- [Task statement] Would you quote the material below in full and unchanged?

begin

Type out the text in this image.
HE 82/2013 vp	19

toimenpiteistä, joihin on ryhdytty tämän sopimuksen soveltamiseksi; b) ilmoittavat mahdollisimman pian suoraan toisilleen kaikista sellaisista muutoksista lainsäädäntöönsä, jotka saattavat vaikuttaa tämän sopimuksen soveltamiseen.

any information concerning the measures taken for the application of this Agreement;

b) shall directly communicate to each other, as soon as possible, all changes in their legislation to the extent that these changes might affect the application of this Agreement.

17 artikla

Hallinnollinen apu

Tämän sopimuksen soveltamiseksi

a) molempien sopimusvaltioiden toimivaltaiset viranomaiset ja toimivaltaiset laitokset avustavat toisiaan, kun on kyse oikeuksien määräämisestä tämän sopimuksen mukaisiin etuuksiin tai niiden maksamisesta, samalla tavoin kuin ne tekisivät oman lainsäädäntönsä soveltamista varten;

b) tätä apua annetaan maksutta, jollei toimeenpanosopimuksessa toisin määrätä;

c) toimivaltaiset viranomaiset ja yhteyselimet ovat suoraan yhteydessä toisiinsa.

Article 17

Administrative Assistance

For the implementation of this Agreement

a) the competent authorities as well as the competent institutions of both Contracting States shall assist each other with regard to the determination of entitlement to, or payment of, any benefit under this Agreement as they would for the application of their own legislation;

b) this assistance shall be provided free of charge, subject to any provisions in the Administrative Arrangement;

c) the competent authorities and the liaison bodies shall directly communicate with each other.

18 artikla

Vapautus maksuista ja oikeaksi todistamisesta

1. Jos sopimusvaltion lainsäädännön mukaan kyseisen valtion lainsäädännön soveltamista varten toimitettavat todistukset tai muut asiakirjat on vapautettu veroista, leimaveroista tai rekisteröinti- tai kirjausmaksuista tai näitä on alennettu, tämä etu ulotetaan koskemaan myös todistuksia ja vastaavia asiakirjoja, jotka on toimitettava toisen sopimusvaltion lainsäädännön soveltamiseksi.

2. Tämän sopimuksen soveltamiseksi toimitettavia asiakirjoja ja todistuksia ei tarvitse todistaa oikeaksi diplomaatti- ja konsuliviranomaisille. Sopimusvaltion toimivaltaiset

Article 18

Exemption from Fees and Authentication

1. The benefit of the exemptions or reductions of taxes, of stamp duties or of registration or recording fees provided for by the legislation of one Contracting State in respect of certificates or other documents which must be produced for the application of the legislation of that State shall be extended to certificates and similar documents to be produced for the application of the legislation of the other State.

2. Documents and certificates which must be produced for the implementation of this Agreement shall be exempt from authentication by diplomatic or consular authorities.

end

- [Problem solution]
Type out the text in this image.
HE 82/2013 vp	19

toimenpiteistä, joihin on ryhdytty tämän sopimuksen soveltamiseksi; b) ilmoittavat mahdollisimman pian suoraan toisilleen kaikista sellaisista muutoksista lainsäädäntöönsä, jotka saattavat vaikuttaa tämän sopimuksen soveltamiseen.

any information concerning the measures taken for the application of this Agreement;

b) shall directly communicate to each other, as soon as possible, all changes in their legislation to the extent that these changes might affect the application of this Agreement.

17 artikla

Hallinnollinen apu

Tämän sopimuksen soveltamiseksi

a) molempien sopimusvaltioiden toimivaltaiset viranomaiset ja toimivaltaiset laitokset avustavat toisiaan, kun on kyse oikeuksien määräämisestä tämän sopimuksen mukaisiin etuuksiin tai niiden maksamisesta, samalla tavoin kuin ne tekisivät oman lainsäädäntönsä soveltamista varten;

b) tätä apua annetaan maksutta, jollei toimeenpanosopimuksessa toisin määrätä;

c) toimivaltaiset viranomaiset ja yhteyselimet ovat suoraan yhteydessä toisiinsa.

Article 17

Administrative Assistance

For the implementation of this Agreement

a) the competent authorities as well as the competent institutions of both Contracting States shall assist each other with regard to the determination of entitlement to, or payment of, any benefit under this Agreement as they would for the application of their own legislation;

b) this assistance shall be provided free of charge, subject to any provisions in the Administrative Arrangement;

c) the competent authorities and the liaison bodies shall directly communicate with each other.

18 artikla

Vapautus maksuista ja oikeaksi todistamisesta

1. Jos sopimusvaltion lainsäädännön mukaan kyseisen valtion lainsäädännön soveltamista varten toimitettavat todistukset tai muut asiakirjat on vapautettu veroista, leimaveroista tai rekisteröinti- tai kirjausmaksuista tai näitä on alennettu, tämä etu ulotetaan koskemaan myös todistuksia ja vastaavia asiakirjoja, jotka on toimitettava toisen sopimusvaltion lainsäädännön soveltamiseksi.

2. Tämän sopimuksen soveltamiseksi toimitettavia asiakirjoja ja todistuksia ei tarvitse todistaa oikeaksi diplomaatti- ja konsuliviranomaisille. Sopimusvaltion toimivaltaiset

Article 18

Exemption from Fees and Authentication

1. The benefit of the exemptions or reductions of taxes, of stamp duties or of registration or recording fees provided for by the legislation of one Contracting State in respect of certificates or other documents which must be produced for the application of the legislation of that State shall be extended to certificates and similar documents to be produced for the application of the legislation of the other State.

2. Documents and certificates which must be produced for the implementation of this Agreement shall be exempt from authentication by diplomatic or consular authorities.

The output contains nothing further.